BEGIN Extracted material

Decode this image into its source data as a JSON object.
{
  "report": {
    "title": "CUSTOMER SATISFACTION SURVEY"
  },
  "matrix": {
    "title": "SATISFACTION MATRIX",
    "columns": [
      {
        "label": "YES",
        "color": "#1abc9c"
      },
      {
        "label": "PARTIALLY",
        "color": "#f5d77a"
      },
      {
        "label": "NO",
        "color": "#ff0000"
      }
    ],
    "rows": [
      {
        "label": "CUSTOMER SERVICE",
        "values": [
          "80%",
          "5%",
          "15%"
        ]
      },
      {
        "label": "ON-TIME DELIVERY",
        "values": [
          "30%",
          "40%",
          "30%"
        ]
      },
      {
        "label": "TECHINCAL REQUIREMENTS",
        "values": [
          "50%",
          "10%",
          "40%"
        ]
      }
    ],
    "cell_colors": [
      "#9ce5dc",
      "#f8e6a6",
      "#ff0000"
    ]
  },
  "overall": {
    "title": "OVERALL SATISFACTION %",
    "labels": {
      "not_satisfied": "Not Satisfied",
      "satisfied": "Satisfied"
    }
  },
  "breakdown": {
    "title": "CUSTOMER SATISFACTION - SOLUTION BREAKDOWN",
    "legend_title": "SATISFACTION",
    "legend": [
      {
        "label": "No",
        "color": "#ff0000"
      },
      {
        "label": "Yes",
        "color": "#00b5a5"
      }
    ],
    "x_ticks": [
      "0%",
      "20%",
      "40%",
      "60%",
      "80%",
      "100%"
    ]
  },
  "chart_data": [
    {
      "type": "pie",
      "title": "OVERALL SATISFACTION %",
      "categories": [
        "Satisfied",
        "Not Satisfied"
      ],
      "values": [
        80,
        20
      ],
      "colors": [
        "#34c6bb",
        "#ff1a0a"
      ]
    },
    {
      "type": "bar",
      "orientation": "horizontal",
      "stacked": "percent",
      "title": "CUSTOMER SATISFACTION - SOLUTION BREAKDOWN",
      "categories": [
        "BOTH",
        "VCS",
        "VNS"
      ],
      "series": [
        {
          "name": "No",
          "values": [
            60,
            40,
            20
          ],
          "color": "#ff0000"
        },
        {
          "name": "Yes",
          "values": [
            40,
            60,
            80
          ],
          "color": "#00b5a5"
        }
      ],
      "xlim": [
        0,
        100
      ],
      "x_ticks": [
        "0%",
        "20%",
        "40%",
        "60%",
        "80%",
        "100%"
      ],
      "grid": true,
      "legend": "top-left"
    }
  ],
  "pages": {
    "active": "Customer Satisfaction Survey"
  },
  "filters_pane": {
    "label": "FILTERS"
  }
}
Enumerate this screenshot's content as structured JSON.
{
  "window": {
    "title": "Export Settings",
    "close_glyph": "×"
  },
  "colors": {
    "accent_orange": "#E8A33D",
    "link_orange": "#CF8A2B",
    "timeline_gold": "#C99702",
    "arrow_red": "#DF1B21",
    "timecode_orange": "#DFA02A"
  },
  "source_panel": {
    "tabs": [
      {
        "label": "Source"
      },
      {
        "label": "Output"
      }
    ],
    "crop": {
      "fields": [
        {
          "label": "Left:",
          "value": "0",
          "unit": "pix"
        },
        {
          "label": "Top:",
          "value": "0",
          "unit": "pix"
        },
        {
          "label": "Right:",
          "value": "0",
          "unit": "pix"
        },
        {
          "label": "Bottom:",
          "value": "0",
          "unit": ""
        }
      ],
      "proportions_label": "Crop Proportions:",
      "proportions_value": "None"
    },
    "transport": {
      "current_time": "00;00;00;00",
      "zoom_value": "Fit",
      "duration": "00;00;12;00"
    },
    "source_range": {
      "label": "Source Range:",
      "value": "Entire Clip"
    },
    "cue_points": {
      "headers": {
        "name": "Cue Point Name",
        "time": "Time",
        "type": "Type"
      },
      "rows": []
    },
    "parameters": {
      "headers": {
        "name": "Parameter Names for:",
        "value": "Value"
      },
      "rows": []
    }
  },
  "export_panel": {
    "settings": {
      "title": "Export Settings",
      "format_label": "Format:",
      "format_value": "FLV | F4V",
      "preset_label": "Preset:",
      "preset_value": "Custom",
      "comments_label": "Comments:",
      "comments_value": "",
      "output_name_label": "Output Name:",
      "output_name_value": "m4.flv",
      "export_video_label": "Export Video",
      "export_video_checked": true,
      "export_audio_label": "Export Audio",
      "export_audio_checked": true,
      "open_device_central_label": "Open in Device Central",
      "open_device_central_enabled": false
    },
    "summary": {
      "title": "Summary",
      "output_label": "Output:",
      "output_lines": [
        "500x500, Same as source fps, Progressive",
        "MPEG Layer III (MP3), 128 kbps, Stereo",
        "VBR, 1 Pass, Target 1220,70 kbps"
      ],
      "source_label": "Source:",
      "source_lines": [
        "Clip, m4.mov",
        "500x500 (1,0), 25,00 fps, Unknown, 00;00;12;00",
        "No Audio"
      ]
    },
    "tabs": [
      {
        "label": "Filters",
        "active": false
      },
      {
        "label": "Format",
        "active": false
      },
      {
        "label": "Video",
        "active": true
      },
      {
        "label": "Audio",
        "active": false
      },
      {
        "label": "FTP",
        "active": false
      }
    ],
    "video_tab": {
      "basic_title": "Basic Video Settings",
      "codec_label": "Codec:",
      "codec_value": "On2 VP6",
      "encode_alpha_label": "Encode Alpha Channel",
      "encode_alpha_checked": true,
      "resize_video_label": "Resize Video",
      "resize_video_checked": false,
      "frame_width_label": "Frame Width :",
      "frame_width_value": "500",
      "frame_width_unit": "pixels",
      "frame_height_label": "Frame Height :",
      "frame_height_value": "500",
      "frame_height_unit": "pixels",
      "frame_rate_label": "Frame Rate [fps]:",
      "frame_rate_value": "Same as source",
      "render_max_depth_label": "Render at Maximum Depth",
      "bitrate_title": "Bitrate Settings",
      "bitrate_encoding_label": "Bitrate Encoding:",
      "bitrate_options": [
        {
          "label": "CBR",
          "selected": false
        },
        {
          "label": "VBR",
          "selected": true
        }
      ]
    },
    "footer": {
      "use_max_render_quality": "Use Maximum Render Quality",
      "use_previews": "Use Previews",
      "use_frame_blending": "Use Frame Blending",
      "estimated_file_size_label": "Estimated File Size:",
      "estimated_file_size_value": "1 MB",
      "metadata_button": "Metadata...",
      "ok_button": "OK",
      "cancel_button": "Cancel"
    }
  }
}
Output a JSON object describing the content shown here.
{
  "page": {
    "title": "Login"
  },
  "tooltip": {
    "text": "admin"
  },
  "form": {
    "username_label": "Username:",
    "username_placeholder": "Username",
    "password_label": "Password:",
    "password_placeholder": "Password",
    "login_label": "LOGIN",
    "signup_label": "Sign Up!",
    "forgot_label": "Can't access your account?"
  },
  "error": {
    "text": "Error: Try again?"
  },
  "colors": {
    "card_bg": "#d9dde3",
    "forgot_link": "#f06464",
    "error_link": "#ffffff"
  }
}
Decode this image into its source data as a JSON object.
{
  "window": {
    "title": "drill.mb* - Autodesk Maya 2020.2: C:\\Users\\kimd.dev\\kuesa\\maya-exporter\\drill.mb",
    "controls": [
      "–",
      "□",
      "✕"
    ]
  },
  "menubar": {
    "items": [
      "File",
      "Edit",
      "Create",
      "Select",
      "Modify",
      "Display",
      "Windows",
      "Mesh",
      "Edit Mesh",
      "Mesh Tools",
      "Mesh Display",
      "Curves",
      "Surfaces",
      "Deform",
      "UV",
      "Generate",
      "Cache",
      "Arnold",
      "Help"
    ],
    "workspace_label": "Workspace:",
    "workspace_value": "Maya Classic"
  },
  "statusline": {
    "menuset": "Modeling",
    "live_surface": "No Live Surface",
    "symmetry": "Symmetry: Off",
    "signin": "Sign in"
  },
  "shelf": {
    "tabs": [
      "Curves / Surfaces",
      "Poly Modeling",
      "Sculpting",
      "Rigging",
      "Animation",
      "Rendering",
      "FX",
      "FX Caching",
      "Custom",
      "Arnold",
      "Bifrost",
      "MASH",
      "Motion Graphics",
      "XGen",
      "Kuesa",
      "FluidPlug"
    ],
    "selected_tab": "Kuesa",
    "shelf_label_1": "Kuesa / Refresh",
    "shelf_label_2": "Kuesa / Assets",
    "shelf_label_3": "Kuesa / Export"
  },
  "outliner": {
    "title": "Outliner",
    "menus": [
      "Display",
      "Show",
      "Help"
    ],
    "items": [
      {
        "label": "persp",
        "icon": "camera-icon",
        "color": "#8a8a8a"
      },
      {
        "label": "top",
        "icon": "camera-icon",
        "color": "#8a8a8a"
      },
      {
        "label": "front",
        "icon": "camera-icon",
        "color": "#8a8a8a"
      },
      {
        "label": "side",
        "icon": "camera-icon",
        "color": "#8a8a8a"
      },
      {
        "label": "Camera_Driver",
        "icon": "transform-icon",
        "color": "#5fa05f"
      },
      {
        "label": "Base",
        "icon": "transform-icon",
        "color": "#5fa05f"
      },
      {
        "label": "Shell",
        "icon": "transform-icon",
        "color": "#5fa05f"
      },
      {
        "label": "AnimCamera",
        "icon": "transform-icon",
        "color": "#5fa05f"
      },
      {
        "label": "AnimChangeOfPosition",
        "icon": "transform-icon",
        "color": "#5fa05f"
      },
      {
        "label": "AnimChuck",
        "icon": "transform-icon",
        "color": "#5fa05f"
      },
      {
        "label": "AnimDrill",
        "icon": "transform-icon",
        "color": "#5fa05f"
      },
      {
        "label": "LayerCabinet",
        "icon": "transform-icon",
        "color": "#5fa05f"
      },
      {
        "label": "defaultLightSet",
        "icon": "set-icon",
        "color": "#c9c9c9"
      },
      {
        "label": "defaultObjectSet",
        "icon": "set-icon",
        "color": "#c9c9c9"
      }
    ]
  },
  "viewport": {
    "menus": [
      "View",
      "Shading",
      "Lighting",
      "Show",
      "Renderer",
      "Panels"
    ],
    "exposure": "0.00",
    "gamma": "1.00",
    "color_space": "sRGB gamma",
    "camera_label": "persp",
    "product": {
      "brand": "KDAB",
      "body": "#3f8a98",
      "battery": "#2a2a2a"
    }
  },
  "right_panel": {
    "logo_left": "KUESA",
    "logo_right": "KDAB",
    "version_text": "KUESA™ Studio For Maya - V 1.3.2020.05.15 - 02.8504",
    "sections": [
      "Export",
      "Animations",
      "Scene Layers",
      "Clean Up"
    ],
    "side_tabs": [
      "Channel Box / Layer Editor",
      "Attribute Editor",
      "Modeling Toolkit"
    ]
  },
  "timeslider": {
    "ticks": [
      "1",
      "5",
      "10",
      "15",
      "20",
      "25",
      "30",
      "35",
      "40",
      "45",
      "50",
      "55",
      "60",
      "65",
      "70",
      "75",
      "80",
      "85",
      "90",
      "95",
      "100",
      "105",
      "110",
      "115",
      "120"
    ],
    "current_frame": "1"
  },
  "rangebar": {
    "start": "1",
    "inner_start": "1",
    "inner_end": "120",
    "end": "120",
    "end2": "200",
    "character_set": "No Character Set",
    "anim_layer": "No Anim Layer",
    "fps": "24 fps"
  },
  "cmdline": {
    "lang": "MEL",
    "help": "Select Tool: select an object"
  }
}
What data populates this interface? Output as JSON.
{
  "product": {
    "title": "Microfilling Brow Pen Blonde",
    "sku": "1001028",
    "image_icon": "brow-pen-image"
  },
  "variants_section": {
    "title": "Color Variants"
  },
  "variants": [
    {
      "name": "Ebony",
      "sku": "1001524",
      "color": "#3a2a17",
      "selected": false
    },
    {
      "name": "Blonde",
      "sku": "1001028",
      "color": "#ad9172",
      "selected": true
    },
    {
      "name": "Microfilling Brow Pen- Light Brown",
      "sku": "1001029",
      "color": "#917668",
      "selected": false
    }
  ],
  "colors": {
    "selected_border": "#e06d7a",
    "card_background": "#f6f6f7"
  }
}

END Extracted material

What the task asks: List each line holding the string "Blonde".

Correct output:
    "title": "Microfilling Brow Pen Blonde",
      "name": "Blonde",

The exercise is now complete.